STATED GOAL 1 »
In the discussion of analogies for programming, what name does the carpentry comparison give to the pre-determined guidelines meant to make things safer and easier to live with, maintain, and edit?

DOCUMENT EXTRACT »
Whereas, you could "write" programs by arranging little pieces of would with symbols on them on a board. You could punch hole cards for a mechanical loom, or you could solder electronic components together. None of that involves communicating with other people.
I think a better analogy than language would be a mathematical calculus - i.e. the way you can write down certain symbols, and manipulate them using certain rules, and you have certain guarantees about the result.
Another analogy would be a "kit" of standardized/conventional elements for construction, e.g. I-beams, windows, tiles, 2x4s, doors, cable channels, ... . You arrange these things, and if you do it properly, you get something meaningful and useful like a house.
In carpentry you have many standardized off-the-shelf tools and components (hammers, nails, windows, tiles, dimensional lumber) and you have an almost endless number of ways to combine them. You can also create your own tools and components (which is harder). You also have some pre-determined guidelines that are meant to protect/regulate things so that they're safer and easier for a wider audience to live with, maintain, and edit (building codes).
Any of this stuff will work together as long as you stick to the constraints of individual objects as they fit into the laws of physics (a component can only bear X load in Y configuration).
The concept of "properly" is a bit varied. I can build a house with mud and straw and it's a "proper" house in some parts of the world... but it might kill me in an earthquake. This might be due to a pre-determined assessment of earthquake risk, or it might be because of limited knowledge and resources available (very common in coding, and often OK in small scale scenarios).
This link on grammar might also interest you- https://en.wikipedia.org/wiki/Formal_grammar
Japanese don't say "I love you" (winky face)
[1] https://www.quora.com/Do-Japanese-people-say-I-love-you-to-p...
[2] https://answers.yahoo.com/question/index?qid=20090222081745A...
[3] https://www.youtube.com/watch?v=azLpKvKBdHE
To elaborate, in some spoken languages you have adjective noun (e.g. blue house), but in others the order is reversed (casa azul). At some point of learning you just subconsciously know which form to use. This is similar to programming when you can use the appropriate idioms in each language. E.g. using duck typing in python vs type checks/conditionals etc. in Java.
* In order to strengthen your spoken language skills you must engage in what amounts to a performance in front of experts, akin to getting on stage as an raw amateur and performing jazz music to a crowd of experts. Programming can be learned in the quiet and safety of your home.
* Speaking a language is a synchronous activity, programming is asynchronous. You need full command over an enormous amount of new material when speaking a new language, whereas with programming you can always pause things in order to look something up.
* Learning to speak a language has a slow feedback loop compared to programming. You learn concept or word A, and by the time you first need to deploy that word or concept in the wild, it has been forgotten.
* Learning to speak a language has inconsistent feedback, with native speakers giving contradictory or unclear advice. Compilers, not so much.
* Speaking a language requires relearning muscoskeletal behavior that has been ingrained since birth.
* Speaking a new language badly is an act of courage that often penalizes introverted or perfectionist personality types. These types thrive when learning computer programming.
I could go on... :)
I think the best analogy is mathematics, in the sense that you're reasoning about abstract objects and solving puzzles. Unfortunately most people don't think about math that way so it probably doesn't help much.
In that sense, it's closer to a method of organizing thought than it is to another language.
Background: software engineer who speaks 5 languages.
In other words, does being fluent in different languages cause people to think differently?
While I do like the analogy of writing instructions for someone who is very dumb, that analogy doesn't capture the different paths of execution that a program can take.

STATED GOAL 2 »
Convert the records between the line holding "Patent image size: (969, 553)." and the line holding "The BEB 56 is at (544, 293).", inclusive, into a Markdown table with the columns Index and Entry, leaving out blank lines.

SUPPLIED INFORMATION »
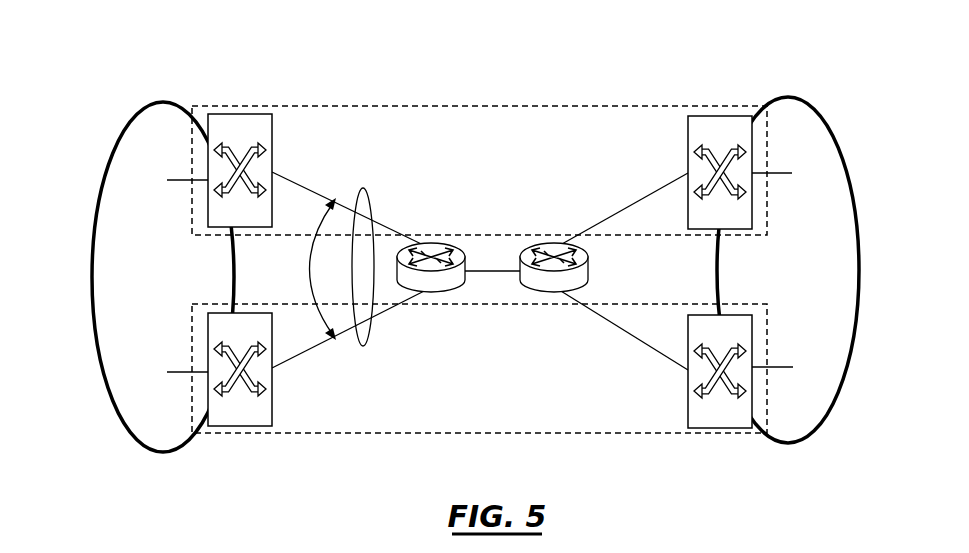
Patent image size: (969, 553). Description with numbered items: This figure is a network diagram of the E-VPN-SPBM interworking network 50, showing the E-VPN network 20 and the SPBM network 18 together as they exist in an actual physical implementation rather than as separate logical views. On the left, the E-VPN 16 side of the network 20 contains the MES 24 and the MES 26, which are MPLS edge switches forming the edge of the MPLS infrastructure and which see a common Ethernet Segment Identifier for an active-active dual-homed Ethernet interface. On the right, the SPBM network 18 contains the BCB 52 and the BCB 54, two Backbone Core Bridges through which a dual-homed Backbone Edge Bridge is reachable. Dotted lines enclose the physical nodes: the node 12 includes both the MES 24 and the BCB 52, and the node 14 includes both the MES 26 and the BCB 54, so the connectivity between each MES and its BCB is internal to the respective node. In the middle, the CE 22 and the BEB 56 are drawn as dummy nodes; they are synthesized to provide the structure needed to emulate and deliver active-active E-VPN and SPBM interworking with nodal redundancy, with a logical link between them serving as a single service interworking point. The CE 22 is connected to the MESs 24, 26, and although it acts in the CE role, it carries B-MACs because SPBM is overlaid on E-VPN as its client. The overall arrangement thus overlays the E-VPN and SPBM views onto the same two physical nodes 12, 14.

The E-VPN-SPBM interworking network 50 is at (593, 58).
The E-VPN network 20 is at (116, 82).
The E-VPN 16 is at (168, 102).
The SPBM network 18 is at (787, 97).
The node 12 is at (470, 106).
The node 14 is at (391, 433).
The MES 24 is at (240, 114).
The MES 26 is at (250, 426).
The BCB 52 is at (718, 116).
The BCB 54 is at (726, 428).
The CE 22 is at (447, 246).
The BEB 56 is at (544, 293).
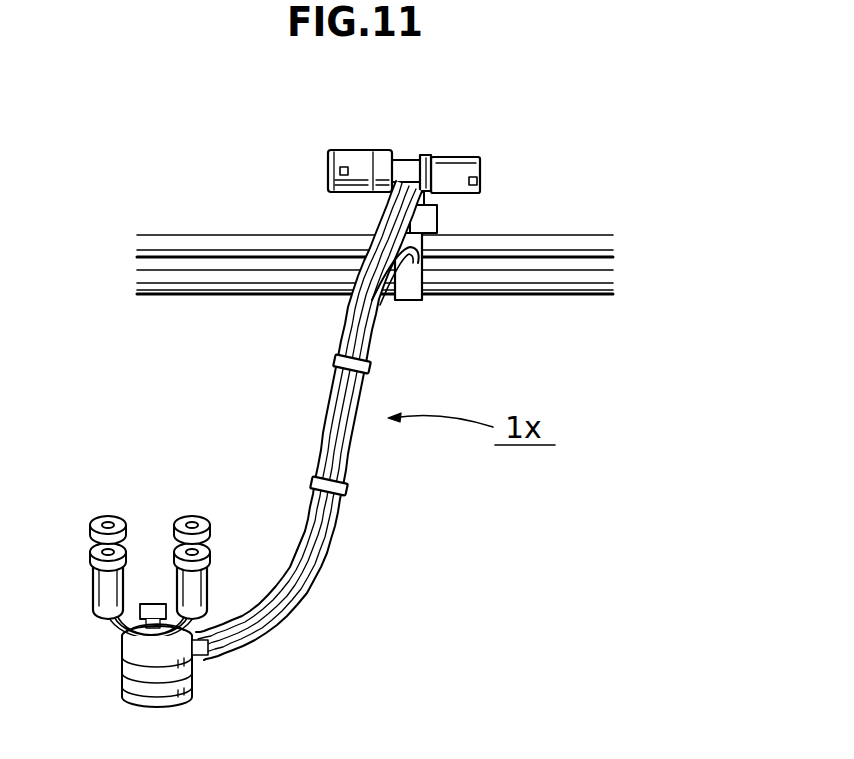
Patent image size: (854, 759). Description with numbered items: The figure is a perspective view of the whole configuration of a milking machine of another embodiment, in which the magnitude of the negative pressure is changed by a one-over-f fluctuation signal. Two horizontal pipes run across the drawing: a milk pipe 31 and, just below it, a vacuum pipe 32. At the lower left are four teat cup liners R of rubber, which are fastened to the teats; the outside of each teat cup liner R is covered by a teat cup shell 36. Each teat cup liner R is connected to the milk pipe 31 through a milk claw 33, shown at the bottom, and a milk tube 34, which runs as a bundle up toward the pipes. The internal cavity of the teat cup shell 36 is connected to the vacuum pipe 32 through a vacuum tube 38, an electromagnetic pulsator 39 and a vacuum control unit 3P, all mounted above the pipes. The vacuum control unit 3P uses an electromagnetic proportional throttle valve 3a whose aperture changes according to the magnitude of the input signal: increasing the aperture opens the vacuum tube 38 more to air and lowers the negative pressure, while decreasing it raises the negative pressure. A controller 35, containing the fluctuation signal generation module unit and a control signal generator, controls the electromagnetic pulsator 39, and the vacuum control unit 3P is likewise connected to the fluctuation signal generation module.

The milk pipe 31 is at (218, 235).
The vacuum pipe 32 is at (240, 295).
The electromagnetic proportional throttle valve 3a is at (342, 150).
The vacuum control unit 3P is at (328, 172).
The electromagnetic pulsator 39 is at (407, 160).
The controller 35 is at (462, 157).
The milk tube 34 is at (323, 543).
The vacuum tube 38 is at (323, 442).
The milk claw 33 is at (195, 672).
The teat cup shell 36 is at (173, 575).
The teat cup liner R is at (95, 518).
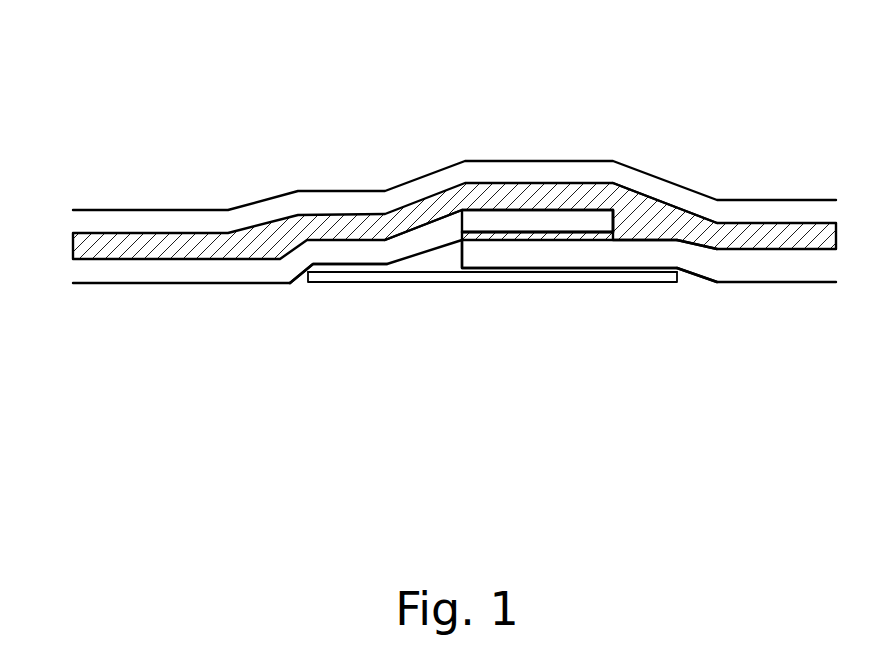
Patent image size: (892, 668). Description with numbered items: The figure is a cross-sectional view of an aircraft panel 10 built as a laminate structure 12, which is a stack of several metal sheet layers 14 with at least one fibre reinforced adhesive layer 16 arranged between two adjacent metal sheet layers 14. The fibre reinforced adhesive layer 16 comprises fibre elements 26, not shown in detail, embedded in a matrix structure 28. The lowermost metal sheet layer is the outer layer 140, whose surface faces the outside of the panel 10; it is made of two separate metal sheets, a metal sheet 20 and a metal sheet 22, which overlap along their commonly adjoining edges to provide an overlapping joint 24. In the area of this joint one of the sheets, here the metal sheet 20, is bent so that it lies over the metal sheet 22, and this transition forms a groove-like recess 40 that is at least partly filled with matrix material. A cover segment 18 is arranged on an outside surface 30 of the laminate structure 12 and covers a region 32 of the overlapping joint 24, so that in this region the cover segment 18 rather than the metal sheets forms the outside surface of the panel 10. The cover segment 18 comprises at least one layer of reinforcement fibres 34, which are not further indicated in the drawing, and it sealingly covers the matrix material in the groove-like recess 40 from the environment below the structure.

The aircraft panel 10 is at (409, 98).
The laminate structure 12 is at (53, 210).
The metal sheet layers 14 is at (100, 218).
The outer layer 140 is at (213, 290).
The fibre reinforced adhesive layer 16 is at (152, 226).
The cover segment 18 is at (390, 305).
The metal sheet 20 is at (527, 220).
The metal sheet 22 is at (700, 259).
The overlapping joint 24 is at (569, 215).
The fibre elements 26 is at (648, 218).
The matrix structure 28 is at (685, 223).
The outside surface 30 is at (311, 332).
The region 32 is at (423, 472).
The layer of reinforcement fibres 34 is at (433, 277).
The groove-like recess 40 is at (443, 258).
--
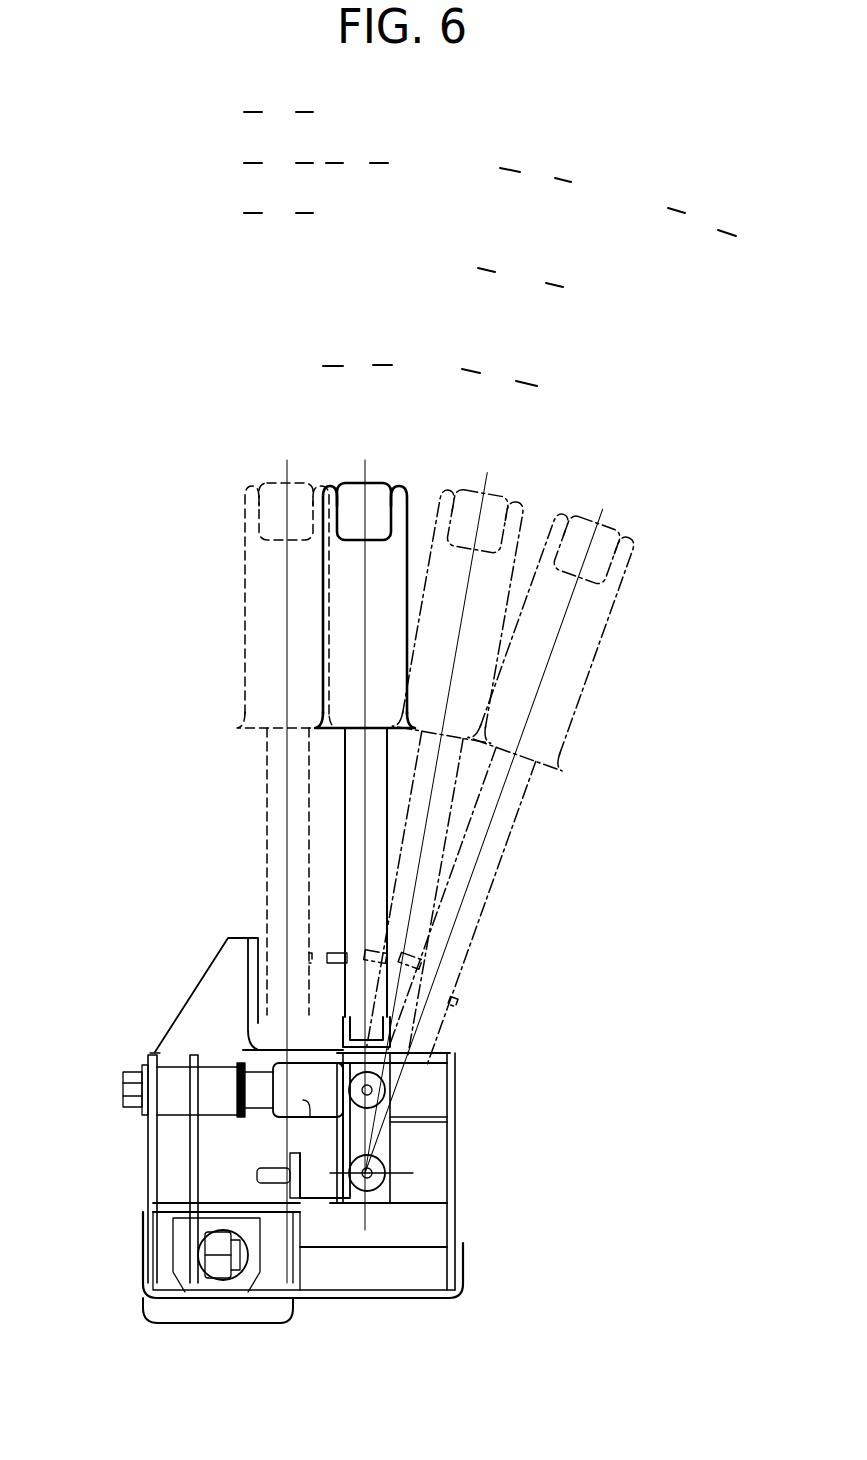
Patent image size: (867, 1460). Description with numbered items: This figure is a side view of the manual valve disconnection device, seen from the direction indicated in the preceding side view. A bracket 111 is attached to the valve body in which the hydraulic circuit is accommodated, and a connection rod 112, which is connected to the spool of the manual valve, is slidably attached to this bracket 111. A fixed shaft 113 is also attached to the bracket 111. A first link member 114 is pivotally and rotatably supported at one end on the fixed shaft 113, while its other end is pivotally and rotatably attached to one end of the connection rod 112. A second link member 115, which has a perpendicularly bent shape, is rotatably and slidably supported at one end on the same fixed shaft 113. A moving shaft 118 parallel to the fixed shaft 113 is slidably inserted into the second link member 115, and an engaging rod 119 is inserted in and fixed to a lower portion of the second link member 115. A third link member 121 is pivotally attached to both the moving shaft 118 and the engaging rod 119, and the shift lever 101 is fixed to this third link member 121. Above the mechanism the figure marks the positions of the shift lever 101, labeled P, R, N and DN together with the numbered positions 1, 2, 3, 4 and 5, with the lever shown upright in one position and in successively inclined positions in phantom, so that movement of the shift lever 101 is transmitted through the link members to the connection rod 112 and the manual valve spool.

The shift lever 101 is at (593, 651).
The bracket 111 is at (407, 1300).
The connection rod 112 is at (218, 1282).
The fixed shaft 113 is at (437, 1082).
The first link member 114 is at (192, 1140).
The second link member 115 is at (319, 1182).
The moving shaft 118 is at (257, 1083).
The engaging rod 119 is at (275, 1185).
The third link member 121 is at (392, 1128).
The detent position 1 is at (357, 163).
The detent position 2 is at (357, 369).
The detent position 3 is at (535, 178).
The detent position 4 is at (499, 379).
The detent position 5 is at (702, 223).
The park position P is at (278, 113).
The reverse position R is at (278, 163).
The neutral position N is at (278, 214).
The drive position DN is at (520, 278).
==
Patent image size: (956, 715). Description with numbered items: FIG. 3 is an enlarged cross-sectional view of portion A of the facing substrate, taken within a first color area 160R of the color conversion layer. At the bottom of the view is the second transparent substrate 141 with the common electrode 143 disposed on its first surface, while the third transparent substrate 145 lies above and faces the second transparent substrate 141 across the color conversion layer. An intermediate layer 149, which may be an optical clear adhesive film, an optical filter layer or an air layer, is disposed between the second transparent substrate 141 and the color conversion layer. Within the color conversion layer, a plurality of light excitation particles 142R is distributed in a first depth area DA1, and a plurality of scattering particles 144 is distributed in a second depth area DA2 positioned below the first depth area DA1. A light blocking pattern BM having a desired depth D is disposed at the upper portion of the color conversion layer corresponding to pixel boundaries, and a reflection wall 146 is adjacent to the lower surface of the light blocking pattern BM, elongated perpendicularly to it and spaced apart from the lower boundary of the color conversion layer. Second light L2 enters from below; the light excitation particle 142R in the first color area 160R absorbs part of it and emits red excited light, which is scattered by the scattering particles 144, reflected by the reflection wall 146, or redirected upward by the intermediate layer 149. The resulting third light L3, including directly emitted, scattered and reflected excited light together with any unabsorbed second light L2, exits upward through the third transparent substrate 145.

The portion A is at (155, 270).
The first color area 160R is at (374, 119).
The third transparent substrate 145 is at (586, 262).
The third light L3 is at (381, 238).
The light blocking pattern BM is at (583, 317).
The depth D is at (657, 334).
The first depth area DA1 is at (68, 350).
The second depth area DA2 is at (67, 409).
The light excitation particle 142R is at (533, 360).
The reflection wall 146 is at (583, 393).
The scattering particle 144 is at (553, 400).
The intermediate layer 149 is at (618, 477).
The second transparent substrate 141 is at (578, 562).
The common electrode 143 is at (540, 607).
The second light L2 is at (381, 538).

FINAL ANSWER 1 »
Building codes.

FINAL ANSWER 2 »
| Index | Entry |
|---|---|
| 1 | Patent image size: (969, 553). Description with numbered items: This figure is a network diagram of the E-VPN-SPBM interworking network 50, showing the E-VPN network 20 and the SPBM network 18 together as they exist in an actual physical implementation rather than as separate logical views. On the left, the E-VPN 16 side of the network 20 contains the MES 24 and the MES 26, which are MPLS edge switches forming the edge of the MPLS infrastructure and which see a common Ethernet Segment Identifier for an active-active dual-homed Ethernet interface. On the right, the SPBM network 18 contains the BCB 52 and the BCB 54, two Backbone Core Bridges through which a dual-homed Backbone Edge Bridge is reachable. Dotted lines enclose the physical nodes: the node 12 includes both the MES 24 and the BCB 52, and the node 14 includes both the MES 26 and the BCB 54, so the connectivity between each MES and its BCB is internal to the respective node. In the middle, the CE 22 and the BEB 56 are drawn as dummy nodes; they are synthesized to provide the structure needed to emulate and deliver active-active E-VPN and SPBM interworking with nodal redundancy, with a logical link between them serving as a single service interworking point. The CE 22 is connected to the MESs 24, 26, and although it acts in the CE role, it carries B-MACs because SPBM is overlaid on E-VPN as its client. The overall arrangement thus overlays the E-VPN and SPBM views onto the same two physical nodes 12, 14. |
| 2 | The E-VPN-SPBM interworking network 50 is at (593, 58). |
| 3 | The E-VPN network 20 is at (116, 82). |
| 4 | The E-VPN 16 is at (168, 102). |
| 5 | The SPBM network 18 is at (787, 97). |
| 6 | The node 12 is at (470, 106). |
| 7 | The node 14 is at (391, 433). |
| 8 | The MES 24 is at (240, 114). |
| 9 | The MES 26 is at (250, 426). |
| 10 | The BCB 52 is at (718, 116). |
| 11 | The BCB 54 is at (726, 428). |
| 12 | The CE 22 is at (447, 246). |
| 13 | The BEB 56 is at (544, 293). |